Find how many lines in the data below include the word "Factor", then write only that number.

--- Start Information supplied ---

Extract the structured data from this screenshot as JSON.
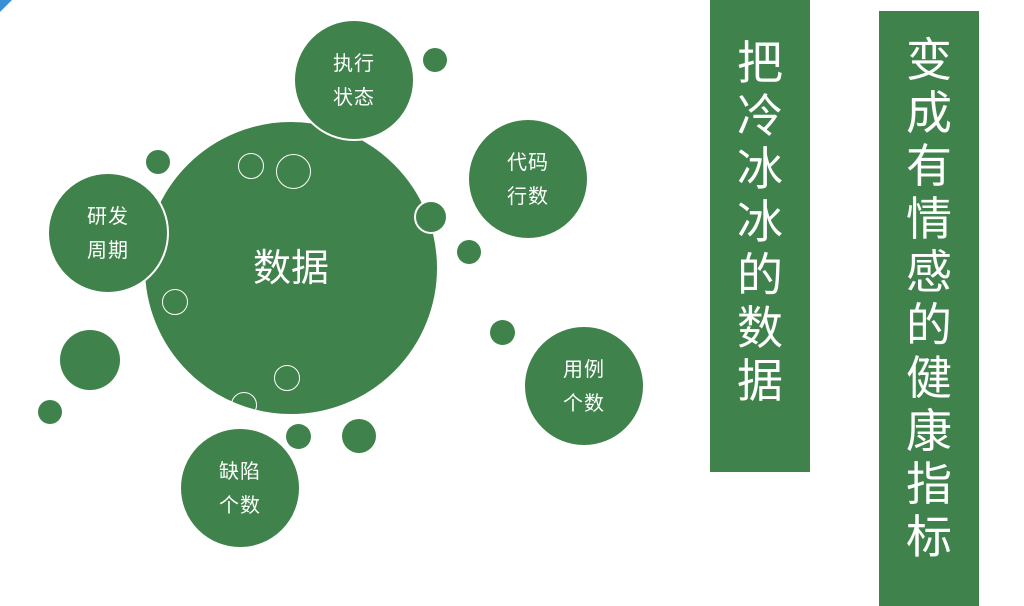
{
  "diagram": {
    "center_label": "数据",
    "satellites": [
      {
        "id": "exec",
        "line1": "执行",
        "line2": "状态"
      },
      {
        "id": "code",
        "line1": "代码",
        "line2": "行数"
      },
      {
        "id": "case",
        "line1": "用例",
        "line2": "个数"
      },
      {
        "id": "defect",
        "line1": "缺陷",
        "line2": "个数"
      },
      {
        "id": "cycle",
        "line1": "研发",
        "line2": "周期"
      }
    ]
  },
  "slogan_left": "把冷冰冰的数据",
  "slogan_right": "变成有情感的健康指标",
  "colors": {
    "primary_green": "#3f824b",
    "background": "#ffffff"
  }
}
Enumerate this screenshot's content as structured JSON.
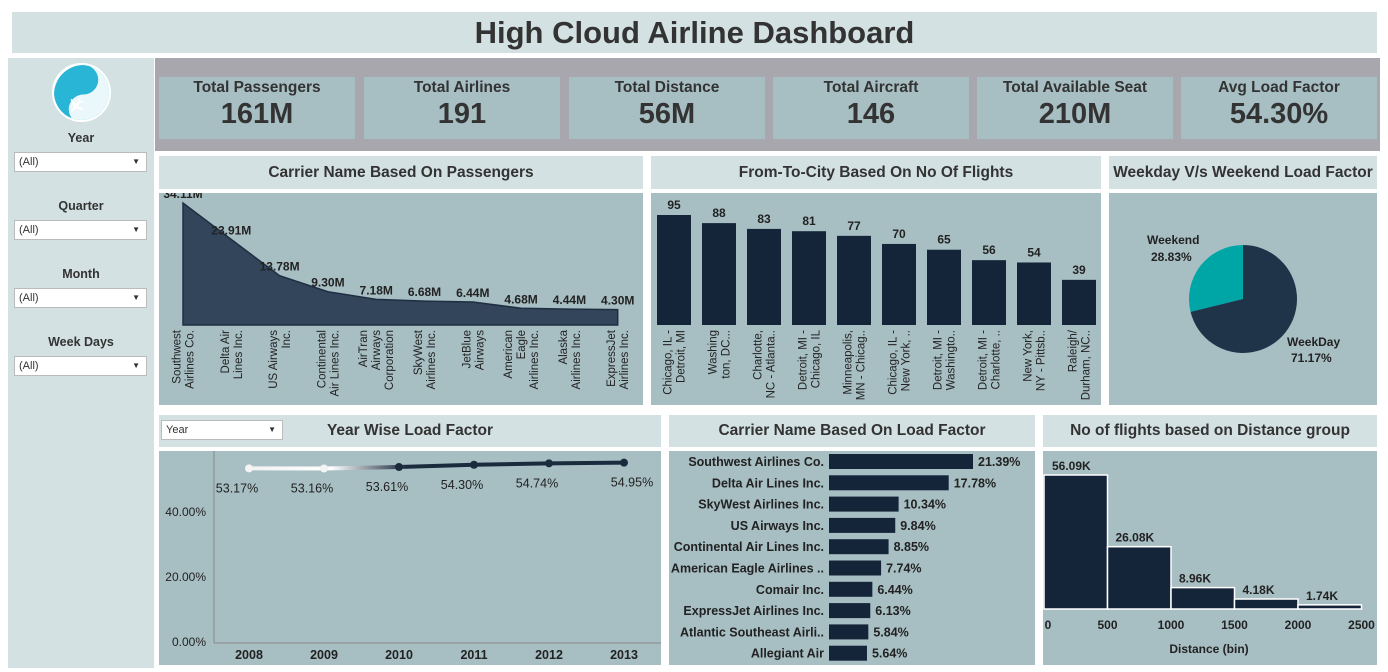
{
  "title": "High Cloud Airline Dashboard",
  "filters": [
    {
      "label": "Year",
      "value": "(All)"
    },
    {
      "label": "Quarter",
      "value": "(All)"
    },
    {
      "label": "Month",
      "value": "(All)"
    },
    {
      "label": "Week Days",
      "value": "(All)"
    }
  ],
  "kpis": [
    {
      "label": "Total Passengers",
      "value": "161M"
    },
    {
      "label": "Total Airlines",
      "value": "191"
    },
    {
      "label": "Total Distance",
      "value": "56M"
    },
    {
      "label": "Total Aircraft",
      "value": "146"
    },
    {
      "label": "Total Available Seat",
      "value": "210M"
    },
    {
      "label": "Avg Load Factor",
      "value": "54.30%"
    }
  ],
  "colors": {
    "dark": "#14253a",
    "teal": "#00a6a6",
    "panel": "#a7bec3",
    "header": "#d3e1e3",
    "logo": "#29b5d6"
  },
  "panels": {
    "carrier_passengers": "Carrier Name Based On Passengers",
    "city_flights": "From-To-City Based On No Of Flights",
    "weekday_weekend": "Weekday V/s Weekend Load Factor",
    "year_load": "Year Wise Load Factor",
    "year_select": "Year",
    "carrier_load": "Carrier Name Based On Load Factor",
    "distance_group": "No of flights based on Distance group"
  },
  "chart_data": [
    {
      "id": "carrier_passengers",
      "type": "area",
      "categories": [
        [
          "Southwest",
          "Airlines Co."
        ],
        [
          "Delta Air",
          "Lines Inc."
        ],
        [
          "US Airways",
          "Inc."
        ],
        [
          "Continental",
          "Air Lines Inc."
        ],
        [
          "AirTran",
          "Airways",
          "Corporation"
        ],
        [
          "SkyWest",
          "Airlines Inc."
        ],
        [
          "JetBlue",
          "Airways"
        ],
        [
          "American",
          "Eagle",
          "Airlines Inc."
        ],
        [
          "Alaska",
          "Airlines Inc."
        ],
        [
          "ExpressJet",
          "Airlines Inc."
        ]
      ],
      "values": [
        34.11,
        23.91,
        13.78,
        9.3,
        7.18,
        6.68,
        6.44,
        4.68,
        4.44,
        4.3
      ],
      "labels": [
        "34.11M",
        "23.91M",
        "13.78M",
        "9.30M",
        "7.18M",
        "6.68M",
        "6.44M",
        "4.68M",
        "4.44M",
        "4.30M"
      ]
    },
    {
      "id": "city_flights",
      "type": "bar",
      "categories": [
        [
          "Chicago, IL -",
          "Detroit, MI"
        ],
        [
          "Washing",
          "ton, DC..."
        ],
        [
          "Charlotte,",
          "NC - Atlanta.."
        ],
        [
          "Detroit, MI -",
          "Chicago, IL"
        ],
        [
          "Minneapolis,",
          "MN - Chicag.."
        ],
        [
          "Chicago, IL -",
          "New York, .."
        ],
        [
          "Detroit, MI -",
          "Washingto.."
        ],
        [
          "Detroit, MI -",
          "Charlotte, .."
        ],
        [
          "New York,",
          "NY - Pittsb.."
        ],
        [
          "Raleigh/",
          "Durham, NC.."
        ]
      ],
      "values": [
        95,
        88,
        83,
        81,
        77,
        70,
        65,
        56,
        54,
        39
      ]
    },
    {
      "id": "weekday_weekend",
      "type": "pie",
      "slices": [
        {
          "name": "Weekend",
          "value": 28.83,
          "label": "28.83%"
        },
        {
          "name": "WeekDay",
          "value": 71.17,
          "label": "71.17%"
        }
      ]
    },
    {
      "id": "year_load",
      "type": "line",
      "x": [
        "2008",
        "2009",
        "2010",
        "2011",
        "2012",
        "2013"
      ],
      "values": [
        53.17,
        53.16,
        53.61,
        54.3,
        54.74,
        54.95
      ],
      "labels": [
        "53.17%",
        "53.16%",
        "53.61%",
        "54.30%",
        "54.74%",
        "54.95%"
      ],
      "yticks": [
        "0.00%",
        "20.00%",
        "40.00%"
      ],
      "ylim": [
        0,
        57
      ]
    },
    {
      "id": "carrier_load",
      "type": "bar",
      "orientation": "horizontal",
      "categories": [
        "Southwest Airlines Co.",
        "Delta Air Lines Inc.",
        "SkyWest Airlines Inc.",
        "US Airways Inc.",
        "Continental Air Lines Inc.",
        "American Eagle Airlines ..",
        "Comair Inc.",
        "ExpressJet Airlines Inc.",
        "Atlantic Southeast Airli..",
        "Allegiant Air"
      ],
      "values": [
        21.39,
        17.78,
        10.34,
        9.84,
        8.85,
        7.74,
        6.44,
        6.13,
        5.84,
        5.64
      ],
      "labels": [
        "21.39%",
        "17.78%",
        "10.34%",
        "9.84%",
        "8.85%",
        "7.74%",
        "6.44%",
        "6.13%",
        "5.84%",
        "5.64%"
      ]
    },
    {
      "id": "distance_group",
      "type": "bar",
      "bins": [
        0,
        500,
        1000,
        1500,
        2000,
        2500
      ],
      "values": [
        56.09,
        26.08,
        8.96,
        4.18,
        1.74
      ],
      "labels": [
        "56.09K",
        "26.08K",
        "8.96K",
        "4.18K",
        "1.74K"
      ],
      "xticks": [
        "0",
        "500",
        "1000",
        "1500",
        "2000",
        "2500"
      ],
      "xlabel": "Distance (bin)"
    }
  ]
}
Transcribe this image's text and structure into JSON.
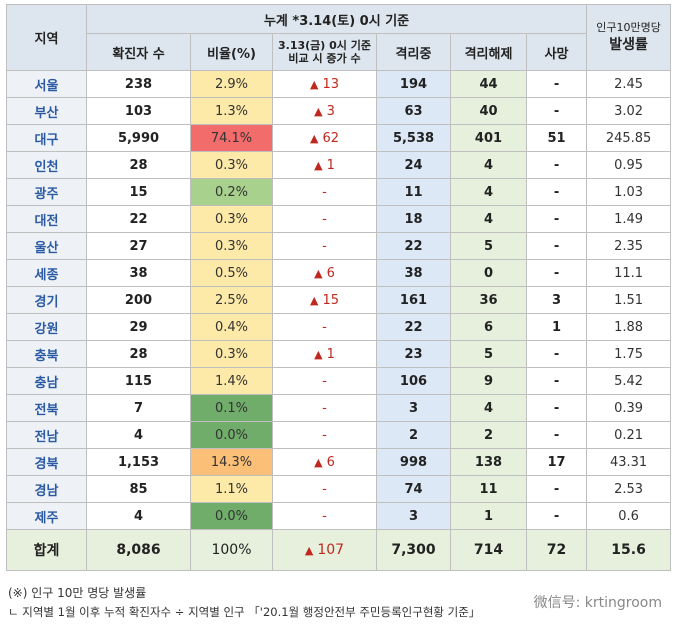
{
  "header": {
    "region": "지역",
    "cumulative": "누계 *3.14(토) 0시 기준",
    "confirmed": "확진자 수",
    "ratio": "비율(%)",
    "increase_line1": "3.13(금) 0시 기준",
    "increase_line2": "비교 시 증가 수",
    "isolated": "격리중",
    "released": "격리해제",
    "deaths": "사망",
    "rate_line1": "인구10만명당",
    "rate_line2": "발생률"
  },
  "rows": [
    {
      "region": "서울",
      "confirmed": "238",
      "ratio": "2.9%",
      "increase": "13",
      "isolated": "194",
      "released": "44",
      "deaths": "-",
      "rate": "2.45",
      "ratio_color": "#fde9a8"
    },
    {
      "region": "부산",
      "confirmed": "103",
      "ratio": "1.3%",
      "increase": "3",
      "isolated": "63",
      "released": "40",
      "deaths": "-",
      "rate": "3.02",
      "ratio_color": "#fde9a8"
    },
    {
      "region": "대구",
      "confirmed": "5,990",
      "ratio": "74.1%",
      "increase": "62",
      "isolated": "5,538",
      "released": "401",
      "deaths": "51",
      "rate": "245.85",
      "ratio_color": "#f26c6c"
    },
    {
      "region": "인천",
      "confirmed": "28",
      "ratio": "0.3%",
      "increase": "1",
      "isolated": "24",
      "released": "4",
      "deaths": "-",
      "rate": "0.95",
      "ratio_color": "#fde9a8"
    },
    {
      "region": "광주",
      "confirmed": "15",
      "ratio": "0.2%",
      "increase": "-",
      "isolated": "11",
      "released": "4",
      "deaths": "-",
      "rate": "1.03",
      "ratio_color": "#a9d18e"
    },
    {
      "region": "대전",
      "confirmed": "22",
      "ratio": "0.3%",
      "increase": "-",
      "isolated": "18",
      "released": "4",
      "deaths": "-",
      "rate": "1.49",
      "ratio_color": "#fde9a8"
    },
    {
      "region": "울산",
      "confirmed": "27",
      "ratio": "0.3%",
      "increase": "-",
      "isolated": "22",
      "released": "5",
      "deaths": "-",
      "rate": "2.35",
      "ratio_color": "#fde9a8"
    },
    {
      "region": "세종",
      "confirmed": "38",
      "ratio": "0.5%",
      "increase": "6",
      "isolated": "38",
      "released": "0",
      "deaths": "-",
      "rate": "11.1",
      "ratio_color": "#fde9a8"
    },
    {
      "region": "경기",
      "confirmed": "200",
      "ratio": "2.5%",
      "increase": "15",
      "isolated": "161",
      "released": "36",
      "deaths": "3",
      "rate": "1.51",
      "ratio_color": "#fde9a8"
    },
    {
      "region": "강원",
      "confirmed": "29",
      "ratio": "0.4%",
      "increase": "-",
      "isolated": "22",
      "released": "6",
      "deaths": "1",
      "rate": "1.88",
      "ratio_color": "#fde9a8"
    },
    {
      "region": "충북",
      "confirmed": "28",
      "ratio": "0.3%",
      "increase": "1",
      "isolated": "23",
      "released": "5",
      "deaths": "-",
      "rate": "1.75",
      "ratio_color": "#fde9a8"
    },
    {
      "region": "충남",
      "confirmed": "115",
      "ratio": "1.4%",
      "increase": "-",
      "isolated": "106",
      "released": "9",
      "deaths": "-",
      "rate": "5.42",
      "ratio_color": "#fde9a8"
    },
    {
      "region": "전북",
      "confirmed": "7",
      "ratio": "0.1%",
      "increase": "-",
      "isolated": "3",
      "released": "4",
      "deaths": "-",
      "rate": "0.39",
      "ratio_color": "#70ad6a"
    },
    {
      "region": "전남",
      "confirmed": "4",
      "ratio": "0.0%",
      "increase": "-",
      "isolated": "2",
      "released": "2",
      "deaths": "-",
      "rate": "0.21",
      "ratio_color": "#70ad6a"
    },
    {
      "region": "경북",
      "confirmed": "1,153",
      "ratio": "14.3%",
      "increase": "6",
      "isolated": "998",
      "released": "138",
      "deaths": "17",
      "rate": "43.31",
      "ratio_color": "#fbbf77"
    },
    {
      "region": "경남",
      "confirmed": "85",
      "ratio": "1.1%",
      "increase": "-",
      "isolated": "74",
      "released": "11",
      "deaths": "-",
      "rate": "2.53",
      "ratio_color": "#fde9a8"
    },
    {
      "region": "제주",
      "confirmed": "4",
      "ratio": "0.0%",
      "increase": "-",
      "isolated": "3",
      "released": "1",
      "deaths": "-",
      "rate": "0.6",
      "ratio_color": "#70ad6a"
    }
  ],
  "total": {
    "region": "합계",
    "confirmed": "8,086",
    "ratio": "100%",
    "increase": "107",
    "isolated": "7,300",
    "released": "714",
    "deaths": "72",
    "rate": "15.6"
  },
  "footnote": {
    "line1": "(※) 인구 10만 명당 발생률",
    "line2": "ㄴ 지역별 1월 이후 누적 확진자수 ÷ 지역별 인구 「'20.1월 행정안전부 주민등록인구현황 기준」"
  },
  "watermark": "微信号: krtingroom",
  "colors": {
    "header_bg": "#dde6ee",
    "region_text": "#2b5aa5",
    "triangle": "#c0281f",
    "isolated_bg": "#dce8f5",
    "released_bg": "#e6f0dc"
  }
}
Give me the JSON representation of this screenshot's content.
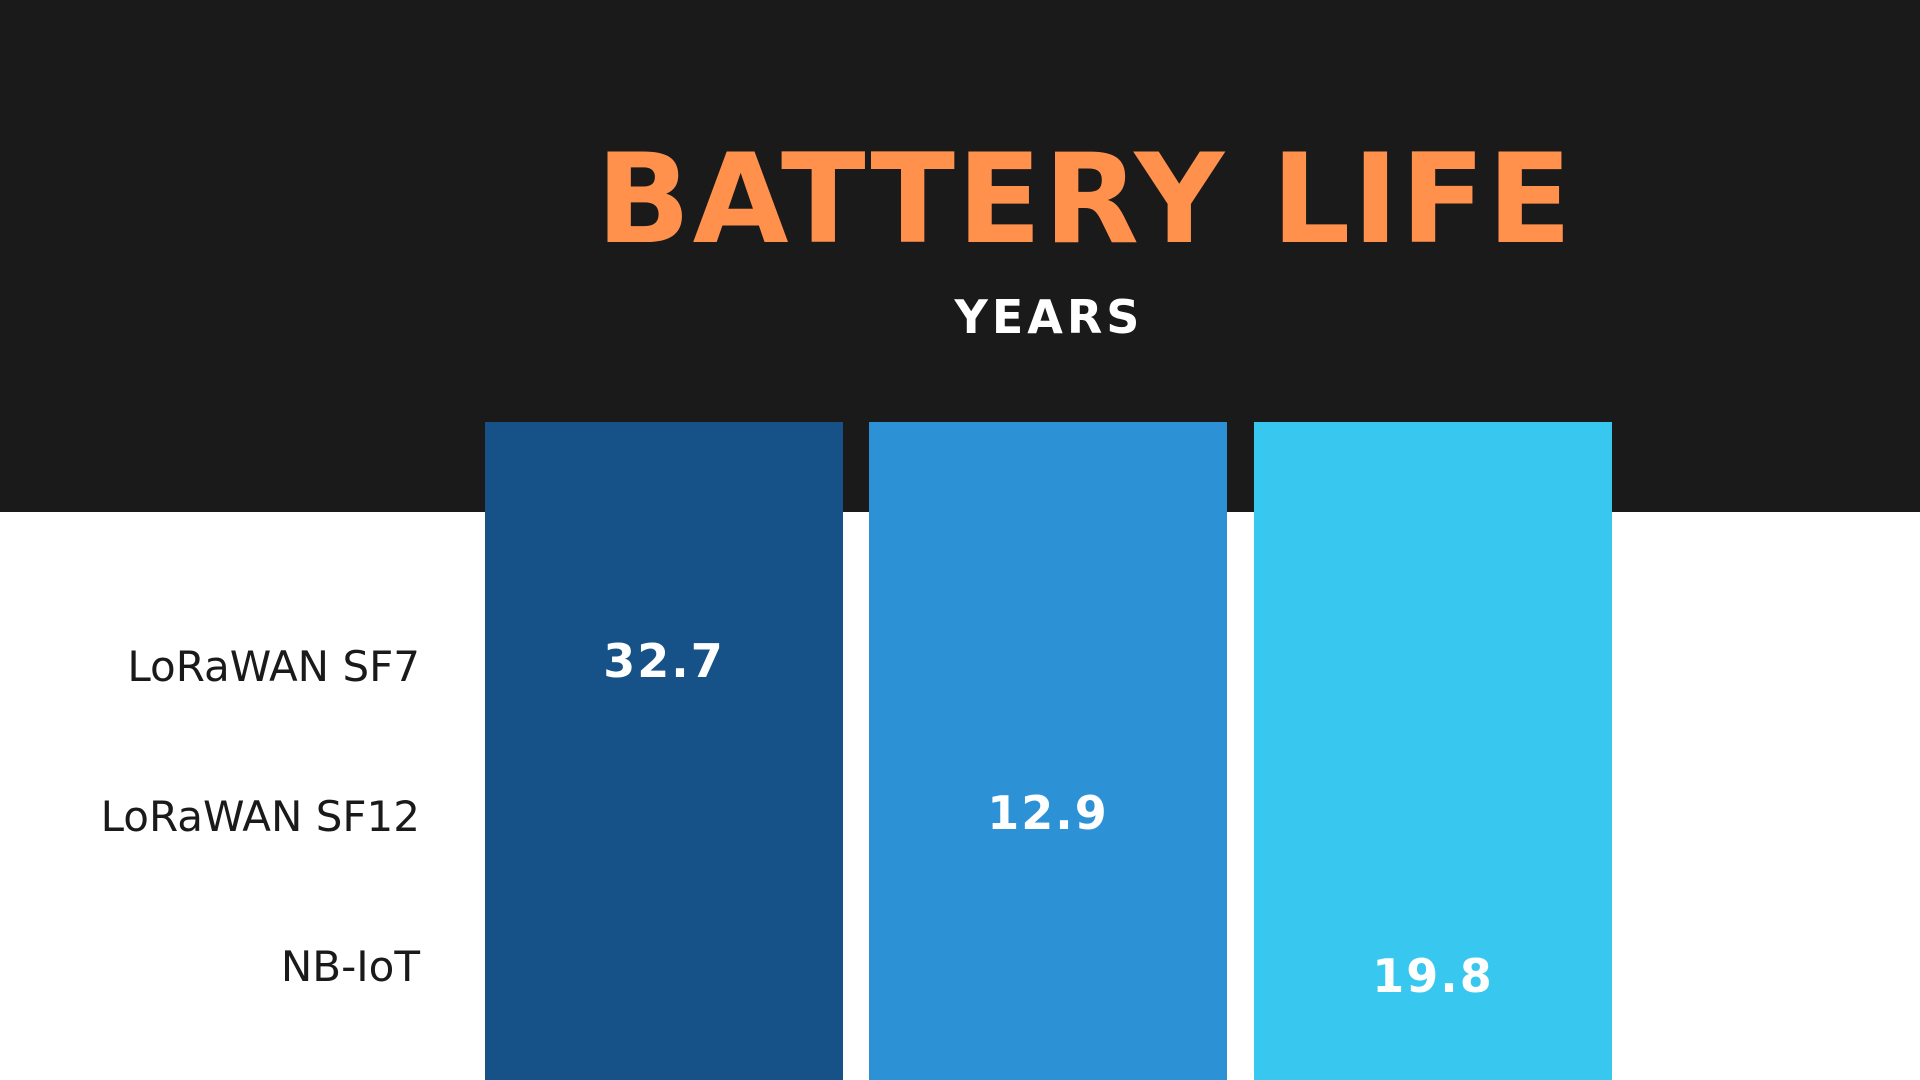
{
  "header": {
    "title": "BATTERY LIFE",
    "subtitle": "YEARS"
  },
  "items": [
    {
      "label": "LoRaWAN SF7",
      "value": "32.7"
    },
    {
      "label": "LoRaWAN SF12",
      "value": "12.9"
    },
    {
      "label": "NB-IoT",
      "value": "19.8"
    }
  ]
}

--- End Information supplied ---

§ **Expected output**: 4